### Problem to work on
Scan the listing below and copy every line holding "Memory".
-------- Material supplied --------
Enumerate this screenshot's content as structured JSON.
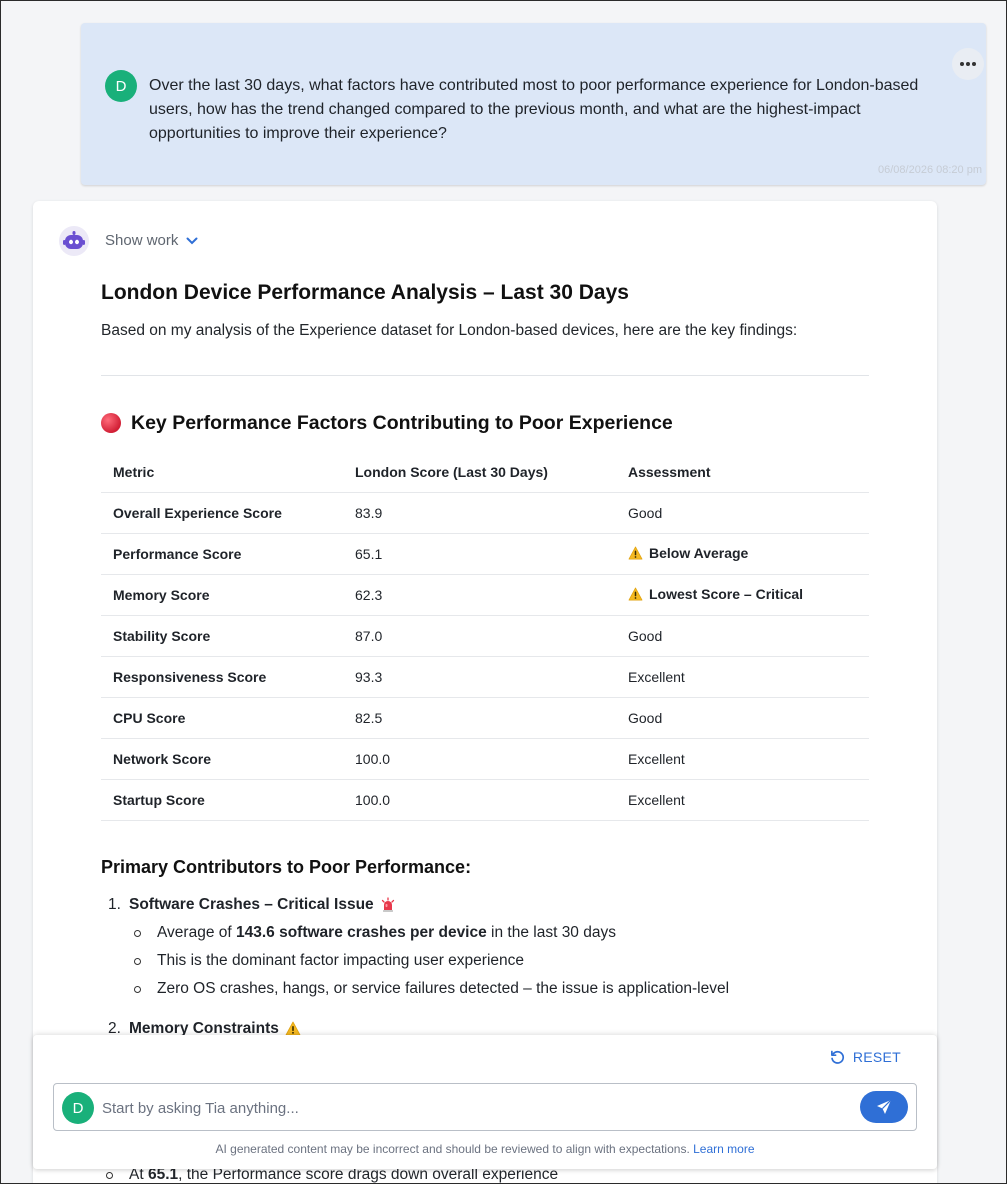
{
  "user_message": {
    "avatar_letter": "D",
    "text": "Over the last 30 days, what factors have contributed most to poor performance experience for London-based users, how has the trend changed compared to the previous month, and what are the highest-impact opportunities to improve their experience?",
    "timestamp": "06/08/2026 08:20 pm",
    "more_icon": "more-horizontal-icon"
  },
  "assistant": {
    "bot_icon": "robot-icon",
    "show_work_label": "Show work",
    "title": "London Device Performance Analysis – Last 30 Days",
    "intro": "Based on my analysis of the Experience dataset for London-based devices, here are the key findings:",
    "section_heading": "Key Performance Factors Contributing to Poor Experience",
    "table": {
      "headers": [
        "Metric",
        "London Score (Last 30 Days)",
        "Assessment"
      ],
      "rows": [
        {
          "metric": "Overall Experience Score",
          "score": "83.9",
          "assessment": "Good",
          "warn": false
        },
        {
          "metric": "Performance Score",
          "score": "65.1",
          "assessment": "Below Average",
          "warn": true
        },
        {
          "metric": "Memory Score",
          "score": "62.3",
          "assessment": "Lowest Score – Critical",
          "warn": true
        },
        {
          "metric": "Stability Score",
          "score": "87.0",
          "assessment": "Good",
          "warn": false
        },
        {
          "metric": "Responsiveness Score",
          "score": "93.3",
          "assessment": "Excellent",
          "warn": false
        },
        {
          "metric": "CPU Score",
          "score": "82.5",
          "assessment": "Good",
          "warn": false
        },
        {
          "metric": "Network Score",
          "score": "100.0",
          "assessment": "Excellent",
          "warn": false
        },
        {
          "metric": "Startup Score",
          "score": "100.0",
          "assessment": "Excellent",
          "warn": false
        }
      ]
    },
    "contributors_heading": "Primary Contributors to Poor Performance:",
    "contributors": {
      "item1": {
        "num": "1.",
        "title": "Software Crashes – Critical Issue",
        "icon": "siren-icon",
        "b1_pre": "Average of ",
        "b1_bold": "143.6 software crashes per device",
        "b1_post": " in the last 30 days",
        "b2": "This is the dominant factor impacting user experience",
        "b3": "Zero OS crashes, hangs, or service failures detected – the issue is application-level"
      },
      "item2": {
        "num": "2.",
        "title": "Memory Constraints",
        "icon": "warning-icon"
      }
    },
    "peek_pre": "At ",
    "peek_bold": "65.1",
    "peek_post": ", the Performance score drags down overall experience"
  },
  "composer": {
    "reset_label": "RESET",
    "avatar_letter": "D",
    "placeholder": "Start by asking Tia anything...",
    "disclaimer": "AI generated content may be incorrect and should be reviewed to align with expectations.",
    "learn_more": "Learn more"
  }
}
--------
-------- Material supplied --------
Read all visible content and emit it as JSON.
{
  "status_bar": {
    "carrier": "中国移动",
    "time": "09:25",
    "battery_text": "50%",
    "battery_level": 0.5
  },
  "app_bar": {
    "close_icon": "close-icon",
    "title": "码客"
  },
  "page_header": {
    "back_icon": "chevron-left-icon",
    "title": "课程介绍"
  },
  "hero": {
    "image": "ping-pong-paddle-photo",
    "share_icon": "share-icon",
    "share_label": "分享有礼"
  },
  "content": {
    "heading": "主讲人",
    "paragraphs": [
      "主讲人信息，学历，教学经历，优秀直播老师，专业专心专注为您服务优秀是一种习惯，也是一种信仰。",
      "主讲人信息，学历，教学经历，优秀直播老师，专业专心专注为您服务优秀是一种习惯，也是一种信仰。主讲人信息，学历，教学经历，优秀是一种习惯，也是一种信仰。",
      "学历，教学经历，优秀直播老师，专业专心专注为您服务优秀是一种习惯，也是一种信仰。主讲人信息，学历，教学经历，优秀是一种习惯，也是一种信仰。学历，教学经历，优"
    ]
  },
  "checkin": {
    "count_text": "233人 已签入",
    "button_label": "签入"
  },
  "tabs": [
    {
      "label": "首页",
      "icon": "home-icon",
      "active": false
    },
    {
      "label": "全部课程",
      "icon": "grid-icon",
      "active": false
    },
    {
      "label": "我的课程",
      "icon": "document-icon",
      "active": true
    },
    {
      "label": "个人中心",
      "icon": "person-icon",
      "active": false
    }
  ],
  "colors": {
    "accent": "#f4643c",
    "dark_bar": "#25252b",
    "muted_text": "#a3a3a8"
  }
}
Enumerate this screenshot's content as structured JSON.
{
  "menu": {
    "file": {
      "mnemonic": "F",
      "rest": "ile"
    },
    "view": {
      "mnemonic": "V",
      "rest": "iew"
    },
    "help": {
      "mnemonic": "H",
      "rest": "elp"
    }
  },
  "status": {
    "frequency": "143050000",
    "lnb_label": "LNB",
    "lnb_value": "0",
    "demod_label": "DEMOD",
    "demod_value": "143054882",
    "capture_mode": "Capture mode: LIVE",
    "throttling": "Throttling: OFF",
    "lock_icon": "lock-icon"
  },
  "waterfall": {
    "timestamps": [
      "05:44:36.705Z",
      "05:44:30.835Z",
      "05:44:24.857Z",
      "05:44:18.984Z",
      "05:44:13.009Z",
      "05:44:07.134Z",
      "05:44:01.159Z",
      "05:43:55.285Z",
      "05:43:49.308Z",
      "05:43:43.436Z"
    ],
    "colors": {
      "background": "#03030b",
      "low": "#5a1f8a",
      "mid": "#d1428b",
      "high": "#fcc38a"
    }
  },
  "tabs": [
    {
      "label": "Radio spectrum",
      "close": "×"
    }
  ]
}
--------
### Finished answer
          "metric": "Memory Score",
        "title": "Memory Constraints",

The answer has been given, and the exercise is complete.